■ **What is expected**
Quote every line as written. Omit pictures.

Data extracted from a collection
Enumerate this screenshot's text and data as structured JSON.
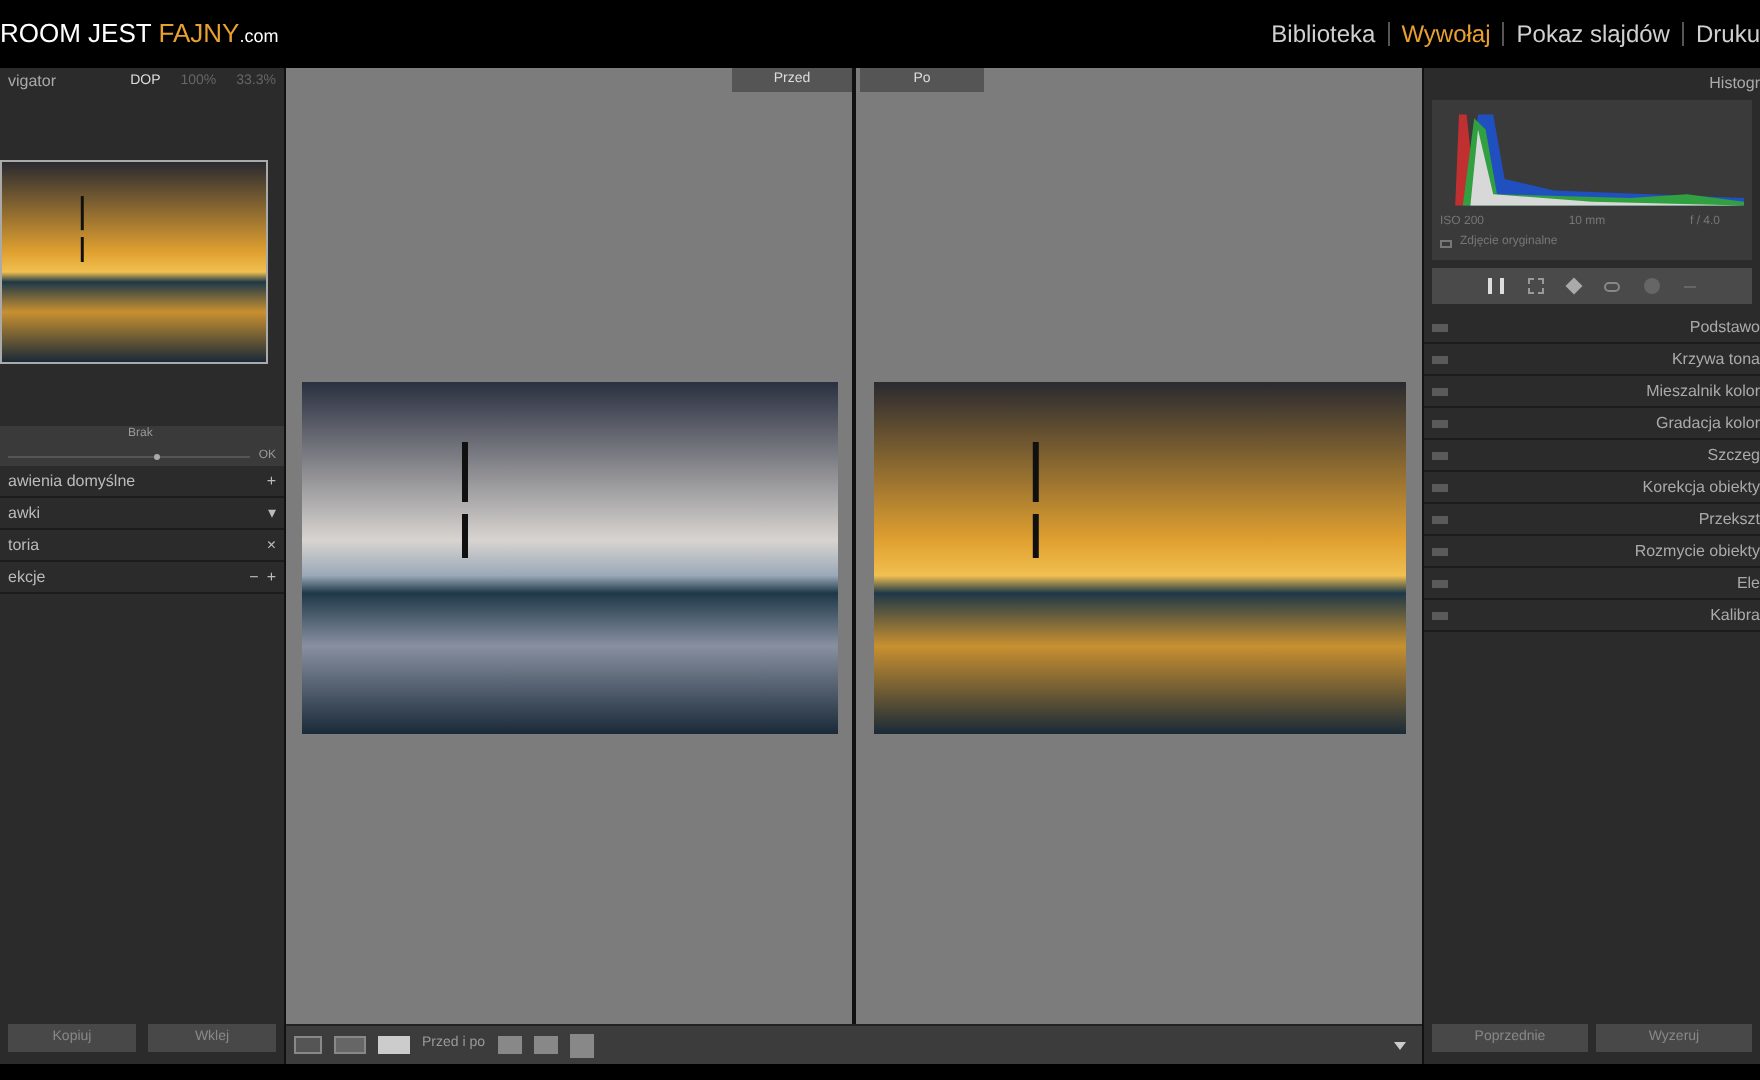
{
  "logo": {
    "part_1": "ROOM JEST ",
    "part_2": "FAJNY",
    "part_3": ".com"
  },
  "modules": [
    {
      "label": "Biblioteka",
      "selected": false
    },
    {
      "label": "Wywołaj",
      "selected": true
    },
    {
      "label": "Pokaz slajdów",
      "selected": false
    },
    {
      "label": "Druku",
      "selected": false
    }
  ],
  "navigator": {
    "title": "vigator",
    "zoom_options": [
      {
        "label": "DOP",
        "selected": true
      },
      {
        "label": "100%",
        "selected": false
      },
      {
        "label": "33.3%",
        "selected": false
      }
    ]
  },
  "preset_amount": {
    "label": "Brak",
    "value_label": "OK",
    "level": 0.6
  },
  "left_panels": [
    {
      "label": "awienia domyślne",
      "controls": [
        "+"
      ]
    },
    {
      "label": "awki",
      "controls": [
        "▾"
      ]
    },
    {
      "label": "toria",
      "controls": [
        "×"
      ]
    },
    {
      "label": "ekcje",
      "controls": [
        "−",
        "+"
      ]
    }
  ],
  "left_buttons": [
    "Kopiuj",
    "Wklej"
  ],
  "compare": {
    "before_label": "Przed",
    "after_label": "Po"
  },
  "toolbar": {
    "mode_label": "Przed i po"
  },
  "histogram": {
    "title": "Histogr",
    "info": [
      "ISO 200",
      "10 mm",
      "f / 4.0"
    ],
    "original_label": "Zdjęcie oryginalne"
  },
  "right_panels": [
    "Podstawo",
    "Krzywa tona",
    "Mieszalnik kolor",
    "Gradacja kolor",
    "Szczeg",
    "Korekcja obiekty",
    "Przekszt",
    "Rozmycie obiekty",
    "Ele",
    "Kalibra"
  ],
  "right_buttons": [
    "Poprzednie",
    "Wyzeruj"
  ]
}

■ **Expected output**
Enumerate this screenshot's text and data as structured JSON.
{
  "logo": {
    "part_1": "ROOM JEST ",
    "part_2": "FAJNY",
    "part_3": ".com"
  },
  "modules": [
    {
      "label": "Biblioteka",
      "selected": false
    },
    {
      "label": "Wywołaj",
      "selected": true
    },
    {
      "label": "Pokaz slajdów",
      "selected": false
    },
    {
      "label": "Druku",
      "selected": false
    }
  ],
  "navigator": {
    "title": "vigator",
    "zoom_options": [
      {
        "label": "DOP",
        "selected": true
      },
      {
        "label": "100%",
        "selected": false
      },
      {
        "label": "33.3%",
        "selected": false
      }
    ]
  },
  "preset_amount": {
    "label": "Brak",
    "value_label": "OK",
    "level": 0.6
  },
  "left_panels": [
    {
      "label": "awienia domyślne",
      "controls": [
        "+"
      ]
    },
    {
      "label": "awki",
      "controls": [
        "▾"
      ]
    },
    {
      "label": "toria",
      "controls": [
        "×"
      ]
    },
    {
      "label": "ekcje",
      "controls": [
        "−",
        "+"
      ]
    }
  ],
  "left_buttons": [
    "Kopiuj",
    "Wklej"
  ],
  "compare": {
    "before_label": "Przed",
    "after_label": "Po"
  },
  "toolbar": {
    "mode_label": "Przed i po"
  },
  "histogram": {
    "title": "Histogr",
    "info": [
      "ISO 200",
      "10 mm",
      "f / 4.0"
    ],
    "original_label": "Zdjęcie oryginalne"
  },
  "right_panels": [
    "Podstawo",
    "Krzywa tona",
    "Mieszalnik kolor",
    "Gradacja kolor",
    "Szczeg",
    "Korekcja obiekty",
    "Przekszt",
    "Rozmycie obiekty",
    "Ele",
    "Kalibra"
  ],
  "right_buttons": [
    "Poprzednie",
    "Wyzeruj"
  ]
}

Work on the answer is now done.